*Your objective*. Pull out every line of the listing that contains the string "right", treating uppercase and lowercase as different.

*Collected data*.
* begin *
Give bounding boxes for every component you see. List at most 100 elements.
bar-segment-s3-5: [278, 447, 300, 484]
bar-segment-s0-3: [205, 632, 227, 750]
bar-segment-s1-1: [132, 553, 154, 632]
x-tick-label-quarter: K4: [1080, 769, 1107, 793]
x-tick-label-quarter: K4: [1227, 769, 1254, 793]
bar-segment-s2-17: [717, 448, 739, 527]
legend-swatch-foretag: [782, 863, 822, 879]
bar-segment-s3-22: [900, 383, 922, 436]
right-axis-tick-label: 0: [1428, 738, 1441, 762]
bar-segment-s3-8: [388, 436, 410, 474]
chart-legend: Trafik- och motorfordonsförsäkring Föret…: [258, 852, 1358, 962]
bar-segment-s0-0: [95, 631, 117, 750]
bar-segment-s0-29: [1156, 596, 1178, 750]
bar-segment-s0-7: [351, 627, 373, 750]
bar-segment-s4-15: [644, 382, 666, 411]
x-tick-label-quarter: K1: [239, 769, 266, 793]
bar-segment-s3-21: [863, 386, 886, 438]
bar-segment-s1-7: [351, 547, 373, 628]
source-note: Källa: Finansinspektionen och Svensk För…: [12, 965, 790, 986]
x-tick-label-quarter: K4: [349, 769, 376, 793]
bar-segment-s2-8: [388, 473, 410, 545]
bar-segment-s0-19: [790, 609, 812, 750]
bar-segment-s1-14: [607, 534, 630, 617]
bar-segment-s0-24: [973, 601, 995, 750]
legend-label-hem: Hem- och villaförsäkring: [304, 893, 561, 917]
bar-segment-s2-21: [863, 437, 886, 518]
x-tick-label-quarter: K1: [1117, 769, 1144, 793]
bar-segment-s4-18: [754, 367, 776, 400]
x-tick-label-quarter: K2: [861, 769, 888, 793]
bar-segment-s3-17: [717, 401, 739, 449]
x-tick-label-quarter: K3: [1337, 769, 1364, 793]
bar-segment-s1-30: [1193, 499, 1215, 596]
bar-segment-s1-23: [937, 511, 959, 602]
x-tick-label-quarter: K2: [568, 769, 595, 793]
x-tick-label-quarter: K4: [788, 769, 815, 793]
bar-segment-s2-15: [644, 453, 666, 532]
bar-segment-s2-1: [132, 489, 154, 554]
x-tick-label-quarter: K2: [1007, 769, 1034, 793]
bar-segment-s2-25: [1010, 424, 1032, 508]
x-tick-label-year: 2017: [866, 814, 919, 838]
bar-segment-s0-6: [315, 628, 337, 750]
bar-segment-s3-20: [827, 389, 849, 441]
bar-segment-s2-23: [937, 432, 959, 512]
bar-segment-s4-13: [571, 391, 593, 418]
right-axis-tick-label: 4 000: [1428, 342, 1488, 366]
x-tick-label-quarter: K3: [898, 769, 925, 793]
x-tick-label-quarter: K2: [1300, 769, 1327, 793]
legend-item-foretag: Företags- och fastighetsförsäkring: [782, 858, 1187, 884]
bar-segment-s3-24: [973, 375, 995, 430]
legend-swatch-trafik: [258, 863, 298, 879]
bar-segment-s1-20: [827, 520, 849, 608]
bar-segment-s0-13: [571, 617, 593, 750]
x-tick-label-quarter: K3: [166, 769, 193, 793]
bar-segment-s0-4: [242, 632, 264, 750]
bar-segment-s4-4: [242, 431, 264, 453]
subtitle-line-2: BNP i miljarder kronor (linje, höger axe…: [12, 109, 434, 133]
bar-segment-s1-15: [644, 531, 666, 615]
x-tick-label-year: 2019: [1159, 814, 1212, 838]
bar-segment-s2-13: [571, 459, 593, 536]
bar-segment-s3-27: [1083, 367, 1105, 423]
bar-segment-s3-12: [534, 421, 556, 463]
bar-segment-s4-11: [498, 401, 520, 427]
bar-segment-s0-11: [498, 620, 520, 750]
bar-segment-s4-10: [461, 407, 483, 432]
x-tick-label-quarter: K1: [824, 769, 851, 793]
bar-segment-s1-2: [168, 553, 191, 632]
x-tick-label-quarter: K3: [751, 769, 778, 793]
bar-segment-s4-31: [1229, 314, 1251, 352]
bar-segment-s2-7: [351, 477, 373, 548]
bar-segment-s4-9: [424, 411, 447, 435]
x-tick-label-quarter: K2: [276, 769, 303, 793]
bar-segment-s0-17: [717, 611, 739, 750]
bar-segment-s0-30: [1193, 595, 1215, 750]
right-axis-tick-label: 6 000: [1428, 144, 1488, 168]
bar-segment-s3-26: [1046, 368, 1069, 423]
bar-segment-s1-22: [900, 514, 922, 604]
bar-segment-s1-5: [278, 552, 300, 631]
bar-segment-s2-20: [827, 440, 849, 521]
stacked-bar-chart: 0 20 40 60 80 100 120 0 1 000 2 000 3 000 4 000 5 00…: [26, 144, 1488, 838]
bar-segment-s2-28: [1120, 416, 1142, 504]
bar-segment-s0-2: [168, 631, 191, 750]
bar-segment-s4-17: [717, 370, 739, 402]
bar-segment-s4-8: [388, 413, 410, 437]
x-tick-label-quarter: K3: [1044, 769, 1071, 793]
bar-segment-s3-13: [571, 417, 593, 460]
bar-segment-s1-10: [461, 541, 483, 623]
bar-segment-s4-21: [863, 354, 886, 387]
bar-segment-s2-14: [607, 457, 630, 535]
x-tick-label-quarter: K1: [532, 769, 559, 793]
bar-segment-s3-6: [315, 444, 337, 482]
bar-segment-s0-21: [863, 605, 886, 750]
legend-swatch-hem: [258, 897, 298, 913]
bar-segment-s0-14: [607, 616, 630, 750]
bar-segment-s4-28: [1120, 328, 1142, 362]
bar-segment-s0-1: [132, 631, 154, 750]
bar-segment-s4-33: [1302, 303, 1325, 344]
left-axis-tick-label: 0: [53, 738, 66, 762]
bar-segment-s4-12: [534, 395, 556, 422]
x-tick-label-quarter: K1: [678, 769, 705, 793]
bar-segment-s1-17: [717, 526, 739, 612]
* end *
*Full output*.
right-axis-tick-label: 0: [1428, 738, 1441, 762]
right-axis-tick-label: 4 000: [1428, 342, 1488, 366]
right-axis-tick-label: 6 000: [1428, 144, 1488, 168]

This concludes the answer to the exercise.